> **WHAT YOU WILL DO**: Set down the records word for word, beginning with their first line and stopping after the line that contains "y-tick-right (2268, 820, 2294, 823)".

Recorded data:
┌────────
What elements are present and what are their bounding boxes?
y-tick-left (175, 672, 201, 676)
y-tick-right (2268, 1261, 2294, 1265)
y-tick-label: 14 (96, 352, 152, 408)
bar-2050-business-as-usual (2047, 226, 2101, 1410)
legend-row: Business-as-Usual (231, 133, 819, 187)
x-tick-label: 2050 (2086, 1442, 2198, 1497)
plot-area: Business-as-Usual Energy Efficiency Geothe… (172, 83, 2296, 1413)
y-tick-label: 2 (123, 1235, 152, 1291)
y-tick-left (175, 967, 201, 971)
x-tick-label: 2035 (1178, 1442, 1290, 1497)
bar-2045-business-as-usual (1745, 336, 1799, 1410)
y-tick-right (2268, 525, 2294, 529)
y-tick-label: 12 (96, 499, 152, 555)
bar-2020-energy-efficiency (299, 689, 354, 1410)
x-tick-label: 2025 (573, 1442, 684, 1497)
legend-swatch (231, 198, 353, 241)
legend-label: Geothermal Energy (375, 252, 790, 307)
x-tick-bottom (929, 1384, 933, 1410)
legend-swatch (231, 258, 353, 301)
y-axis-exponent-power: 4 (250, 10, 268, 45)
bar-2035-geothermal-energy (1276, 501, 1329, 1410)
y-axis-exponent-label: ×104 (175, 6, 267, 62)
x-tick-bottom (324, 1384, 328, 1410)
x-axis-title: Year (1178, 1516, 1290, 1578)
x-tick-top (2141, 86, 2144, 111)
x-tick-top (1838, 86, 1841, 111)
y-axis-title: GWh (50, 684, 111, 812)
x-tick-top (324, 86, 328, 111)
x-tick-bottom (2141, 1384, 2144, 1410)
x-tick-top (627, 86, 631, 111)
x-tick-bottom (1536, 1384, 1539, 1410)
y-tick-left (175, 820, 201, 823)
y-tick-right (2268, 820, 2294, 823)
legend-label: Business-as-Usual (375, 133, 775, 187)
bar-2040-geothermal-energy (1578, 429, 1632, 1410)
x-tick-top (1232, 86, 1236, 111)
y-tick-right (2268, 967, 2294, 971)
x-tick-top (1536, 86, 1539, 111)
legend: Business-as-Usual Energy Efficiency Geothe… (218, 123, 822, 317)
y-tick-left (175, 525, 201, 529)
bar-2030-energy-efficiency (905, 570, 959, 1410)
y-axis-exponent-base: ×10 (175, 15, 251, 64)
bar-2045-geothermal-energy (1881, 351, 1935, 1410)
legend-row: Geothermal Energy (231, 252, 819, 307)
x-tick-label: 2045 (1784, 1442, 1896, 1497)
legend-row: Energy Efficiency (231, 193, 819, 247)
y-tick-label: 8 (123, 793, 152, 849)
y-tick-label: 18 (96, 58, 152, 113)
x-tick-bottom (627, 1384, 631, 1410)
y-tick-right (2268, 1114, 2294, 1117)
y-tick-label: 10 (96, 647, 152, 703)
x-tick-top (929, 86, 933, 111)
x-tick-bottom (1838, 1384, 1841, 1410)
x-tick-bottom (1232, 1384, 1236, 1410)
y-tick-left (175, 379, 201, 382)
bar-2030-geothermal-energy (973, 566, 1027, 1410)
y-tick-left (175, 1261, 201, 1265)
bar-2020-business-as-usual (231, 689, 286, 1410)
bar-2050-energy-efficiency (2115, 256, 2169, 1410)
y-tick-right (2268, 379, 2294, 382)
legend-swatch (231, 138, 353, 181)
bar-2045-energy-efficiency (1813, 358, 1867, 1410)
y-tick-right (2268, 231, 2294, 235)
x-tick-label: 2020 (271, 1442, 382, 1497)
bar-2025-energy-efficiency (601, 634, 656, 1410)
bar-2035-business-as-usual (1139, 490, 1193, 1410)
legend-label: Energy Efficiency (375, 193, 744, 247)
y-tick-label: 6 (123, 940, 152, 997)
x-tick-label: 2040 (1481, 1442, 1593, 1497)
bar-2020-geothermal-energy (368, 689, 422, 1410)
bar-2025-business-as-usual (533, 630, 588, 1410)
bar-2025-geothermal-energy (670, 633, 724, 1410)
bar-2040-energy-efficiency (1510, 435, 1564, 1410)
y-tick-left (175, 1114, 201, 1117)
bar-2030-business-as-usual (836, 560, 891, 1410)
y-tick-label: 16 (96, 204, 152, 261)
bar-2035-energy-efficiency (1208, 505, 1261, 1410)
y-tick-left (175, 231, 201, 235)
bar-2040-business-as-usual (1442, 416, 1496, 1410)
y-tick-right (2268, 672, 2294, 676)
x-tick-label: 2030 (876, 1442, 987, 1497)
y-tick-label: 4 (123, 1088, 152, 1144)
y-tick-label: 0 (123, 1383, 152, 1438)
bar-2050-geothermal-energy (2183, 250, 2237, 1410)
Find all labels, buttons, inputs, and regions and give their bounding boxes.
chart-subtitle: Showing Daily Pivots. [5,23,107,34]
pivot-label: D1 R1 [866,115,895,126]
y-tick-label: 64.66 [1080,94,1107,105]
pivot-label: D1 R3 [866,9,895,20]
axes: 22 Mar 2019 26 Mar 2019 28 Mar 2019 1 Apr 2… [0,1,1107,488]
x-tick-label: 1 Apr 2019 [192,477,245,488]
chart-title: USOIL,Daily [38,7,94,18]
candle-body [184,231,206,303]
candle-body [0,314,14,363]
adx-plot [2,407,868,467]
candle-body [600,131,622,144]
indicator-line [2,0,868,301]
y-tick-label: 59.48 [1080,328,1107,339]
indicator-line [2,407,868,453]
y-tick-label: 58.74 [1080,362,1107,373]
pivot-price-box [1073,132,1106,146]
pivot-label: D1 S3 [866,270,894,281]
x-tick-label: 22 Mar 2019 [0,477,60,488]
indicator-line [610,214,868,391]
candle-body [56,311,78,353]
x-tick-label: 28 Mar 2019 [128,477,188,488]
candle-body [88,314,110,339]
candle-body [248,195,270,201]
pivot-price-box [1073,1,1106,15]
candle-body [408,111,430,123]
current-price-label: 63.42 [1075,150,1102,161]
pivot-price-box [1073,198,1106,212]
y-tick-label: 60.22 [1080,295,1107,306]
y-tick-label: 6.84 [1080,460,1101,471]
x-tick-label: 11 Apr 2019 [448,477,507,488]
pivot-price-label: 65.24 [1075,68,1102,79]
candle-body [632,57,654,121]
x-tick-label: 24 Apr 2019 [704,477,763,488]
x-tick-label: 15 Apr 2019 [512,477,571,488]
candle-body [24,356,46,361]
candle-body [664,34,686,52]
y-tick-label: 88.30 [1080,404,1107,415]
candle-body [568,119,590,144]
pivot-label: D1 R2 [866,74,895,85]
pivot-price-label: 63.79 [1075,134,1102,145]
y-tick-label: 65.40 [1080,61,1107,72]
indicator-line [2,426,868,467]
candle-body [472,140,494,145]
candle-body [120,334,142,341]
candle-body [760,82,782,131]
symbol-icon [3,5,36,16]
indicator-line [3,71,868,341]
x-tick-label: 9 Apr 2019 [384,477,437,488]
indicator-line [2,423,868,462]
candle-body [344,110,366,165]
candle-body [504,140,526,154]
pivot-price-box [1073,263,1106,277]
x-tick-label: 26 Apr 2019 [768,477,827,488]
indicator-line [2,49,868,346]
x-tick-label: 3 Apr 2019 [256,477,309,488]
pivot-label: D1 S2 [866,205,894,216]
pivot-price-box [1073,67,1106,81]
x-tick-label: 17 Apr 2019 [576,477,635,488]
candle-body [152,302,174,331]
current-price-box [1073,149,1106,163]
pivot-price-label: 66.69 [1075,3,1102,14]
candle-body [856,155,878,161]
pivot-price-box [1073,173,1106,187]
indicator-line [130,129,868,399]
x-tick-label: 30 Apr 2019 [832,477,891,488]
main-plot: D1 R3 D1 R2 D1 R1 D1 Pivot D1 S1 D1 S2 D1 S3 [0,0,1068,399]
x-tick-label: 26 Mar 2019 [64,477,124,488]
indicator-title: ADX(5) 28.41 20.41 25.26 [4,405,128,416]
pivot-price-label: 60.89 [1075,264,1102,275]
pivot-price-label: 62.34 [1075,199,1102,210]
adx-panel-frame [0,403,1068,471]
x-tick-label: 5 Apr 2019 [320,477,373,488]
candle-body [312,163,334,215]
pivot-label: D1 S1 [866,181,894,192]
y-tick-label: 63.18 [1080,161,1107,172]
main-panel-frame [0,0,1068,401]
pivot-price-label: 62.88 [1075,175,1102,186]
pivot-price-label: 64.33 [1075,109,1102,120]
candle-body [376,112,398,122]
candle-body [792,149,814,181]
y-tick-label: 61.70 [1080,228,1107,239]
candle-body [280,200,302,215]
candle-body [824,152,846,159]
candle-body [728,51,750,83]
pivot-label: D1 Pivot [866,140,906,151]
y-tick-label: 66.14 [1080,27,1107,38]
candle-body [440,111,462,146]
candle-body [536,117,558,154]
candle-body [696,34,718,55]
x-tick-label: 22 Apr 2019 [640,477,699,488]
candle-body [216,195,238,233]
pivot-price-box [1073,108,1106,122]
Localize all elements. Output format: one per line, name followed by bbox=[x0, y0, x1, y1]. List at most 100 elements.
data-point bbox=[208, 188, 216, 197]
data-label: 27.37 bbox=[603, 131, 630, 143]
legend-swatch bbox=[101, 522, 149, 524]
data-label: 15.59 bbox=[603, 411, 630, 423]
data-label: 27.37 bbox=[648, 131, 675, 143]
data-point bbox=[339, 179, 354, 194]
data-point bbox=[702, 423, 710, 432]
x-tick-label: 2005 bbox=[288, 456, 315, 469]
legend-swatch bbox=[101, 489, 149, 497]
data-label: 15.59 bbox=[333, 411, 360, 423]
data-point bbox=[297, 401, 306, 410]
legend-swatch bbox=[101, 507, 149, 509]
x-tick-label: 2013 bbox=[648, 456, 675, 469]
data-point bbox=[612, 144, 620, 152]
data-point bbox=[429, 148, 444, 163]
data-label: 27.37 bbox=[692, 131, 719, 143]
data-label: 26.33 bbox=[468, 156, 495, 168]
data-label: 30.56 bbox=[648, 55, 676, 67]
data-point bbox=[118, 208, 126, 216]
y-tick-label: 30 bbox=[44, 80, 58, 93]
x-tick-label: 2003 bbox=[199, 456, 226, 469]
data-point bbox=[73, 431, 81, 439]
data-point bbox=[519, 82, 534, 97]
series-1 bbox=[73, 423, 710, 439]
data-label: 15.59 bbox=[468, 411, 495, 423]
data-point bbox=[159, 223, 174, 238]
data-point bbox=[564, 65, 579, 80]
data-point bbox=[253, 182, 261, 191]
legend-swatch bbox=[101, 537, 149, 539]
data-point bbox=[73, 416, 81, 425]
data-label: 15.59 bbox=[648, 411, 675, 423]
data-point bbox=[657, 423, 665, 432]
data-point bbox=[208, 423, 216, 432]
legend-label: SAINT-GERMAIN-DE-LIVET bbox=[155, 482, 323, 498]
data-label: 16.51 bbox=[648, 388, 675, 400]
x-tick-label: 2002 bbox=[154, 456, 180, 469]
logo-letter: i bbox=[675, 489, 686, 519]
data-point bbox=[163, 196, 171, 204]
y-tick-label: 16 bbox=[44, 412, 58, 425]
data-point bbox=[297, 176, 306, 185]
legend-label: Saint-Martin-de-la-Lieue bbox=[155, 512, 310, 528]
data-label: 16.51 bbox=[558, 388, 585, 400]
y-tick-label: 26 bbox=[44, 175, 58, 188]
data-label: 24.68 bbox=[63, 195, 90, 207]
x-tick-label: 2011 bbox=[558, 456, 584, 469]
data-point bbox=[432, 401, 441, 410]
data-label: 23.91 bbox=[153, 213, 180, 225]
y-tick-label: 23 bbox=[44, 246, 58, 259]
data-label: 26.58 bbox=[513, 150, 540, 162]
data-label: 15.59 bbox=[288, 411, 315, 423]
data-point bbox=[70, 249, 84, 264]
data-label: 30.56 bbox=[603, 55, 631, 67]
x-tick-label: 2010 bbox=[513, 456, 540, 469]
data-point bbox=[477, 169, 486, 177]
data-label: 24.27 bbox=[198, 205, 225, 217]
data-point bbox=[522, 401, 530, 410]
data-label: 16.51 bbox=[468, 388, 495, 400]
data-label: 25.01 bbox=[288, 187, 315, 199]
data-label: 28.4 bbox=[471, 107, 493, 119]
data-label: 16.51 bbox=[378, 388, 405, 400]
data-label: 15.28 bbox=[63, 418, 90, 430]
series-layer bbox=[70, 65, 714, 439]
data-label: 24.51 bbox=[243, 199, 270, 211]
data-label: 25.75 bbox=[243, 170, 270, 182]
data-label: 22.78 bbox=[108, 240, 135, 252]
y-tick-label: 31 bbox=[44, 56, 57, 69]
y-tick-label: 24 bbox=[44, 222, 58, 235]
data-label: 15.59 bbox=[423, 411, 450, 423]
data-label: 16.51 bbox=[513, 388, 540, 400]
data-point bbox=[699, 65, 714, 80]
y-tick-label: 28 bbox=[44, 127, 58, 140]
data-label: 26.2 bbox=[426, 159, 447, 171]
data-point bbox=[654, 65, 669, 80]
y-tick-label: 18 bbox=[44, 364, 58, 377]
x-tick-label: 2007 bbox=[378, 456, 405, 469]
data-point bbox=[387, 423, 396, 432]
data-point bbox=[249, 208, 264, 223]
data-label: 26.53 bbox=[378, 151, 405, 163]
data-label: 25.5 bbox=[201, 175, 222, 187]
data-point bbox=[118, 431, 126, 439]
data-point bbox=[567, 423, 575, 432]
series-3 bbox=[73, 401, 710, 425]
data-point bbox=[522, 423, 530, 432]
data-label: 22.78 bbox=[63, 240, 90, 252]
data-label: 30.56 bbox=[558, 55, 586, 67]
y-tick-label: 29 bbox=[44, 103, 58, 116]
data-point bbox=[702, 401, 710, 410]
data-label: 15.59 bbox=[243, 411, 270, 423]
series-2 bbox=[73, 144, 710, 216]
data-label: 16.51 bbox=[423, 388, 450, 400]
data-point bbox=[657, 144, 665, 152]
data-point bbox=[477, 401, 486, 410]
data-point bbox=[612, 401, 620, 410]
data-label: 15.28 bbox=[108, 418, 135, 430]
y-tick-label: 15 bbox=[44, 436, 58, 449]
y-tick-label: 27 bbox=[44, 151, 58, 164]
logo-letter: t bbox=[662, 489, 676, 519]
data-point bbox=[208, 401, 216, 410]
└────────
> **SOLUTION FOR THIS TASK**:
What elements are present and what are their bounding boxes?
y-tick-left (175, 672, 201, 676)
y-tick-right (2268, 1261, 2294, 1265)
y-tick-label: 14 (96, 352, 152, 408)
bar-2050-business-as-usual (2047, 226, 2101, 1410)
legend-row: Business-as-Usual (231, 133, 819, 187)
x-tick-label: 2050 (2086, 1442, 2198, 1497)
plot-area: Business-as-Usual Energy Efficiency Geothe… (172, 83, 2296, 1413)
y-tick-label: 2 (123, 1235, 152, 1291)
y-tick-left (175, 967, 201, 971)
x-tick-label: 2035 (1178, 1442, 1290, 1497)
bar-2045-business-as-usual (1745, 336, 1799, 1410)
y-tick-right (2268, 525, 2294, 529)
y-tick-label: 12 (96, 499, 152, 555)
bar-2020-energy-efficiency (299, 689, 354, 1410)
x-tick-label: 2025 (573, 1442, 684, 1497)
legend-swatch (231, 198, 353, 241)
legend-label: Geothermal Energy (375, 252, 790, 307)
x-tick-bottom (929, 1384, 933, 1410)
legend-swatch (231, 258, 353, 301)
y-axis-exponent-power: 4 (250, 10, 268, 45)
bar-2035-geothermal-energy (1276, 501, 1329, 1410)
y-axis-exponent-label: ×104 (175, 6, 267, 62)
x-tick-bottom (324, 1384, 328, 1410)
x-axis-title: Year (1178, 1516, 1290, 1578)
x-tick-top (2141, 86, 2144, 111)
x-tick-top (1838, 86, 1841, 111)
y-axis-title: GWh (50, 684, 111, 812)
x-tick-top (324, 86, 328, 111)
x-tick-bottom (2141, 1384, 2144, 1410)
x-tick-top (627, 86, 631, 111)
x-tick-bottom (1536, 1384, 1539, 1410)
y-tick-left (175, 820, 201, 823)
y-tick-right (2268, 820, 2294, 823)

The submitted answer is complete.